> [WHAT TO PRODUCE]: Print every line of the data exactly as shown.

○ ○ ○ ○ ○ ○ ○

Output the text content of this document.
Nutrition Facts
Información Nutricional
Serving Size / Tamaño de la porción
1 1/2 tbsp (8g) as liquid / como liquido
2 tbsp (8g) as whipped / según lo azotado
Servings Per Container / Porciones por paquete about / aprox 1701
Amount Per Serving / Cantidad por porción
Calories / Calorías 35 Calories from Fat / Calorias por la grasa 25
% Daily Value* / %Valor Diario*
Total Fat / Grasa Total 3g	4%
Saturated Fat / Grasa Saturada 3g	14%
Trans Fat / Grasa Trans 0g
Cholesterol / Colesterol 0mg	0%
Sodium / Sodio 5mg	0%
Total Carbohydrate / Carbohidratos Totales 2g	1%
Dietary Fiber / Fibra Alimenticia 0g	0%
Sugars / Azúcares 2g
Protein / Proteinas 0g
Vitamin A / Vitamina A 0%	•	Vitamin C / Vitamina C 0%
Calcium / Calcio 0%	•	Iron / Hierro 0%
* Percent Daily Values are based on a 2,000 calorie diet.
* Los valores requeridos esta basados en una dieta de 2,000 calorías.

○ ○ ○ ○ ○ ○ ○

> [WRITTEN REPLY]:
Output the text content of this document.
Nutrition Facts
Información Nutricional
Serving Size / Tamaño de la porción
1 1/2 tbsp (8g) as liquid / como liquido
2 tbsp (8g) as whipped / según lo azotado
Servings Per Container / Porciones por paquete about / aprox 1701
Amount Per Serving / Cantidad por porción
Calories / Calorías 35 Calories from Fat / Calorias por la grasa 25
% Daily Value* / %Valor Diario*
Total Fat / Grasa Total 3g	4%
Saturated Fat / Grasa Saturada 3g	14%
Trans Fat / Grasa Trans 0g
Cholesterol / Colesterol 0mg	0%
Sodium / Sodio 5mg	0%
Total Carbohydrate / Carbohidratos Totales 2g	1%
Dietary Fiber / Fibra Alimenticia 0g	0%
Sugars / Azúcares 2g
Protein / Proteinas 0g
Vitamin A / Vitamina A 0%	•	Vitamin C / Vitamina C 0%
Calcium / Calcio 0%	•	Iron / Hierro 0%
* Percent Daily Values are based on a 2,000 calorie diet.
* Los valores requeridos esta basados en una dieta de 2,000 calorías.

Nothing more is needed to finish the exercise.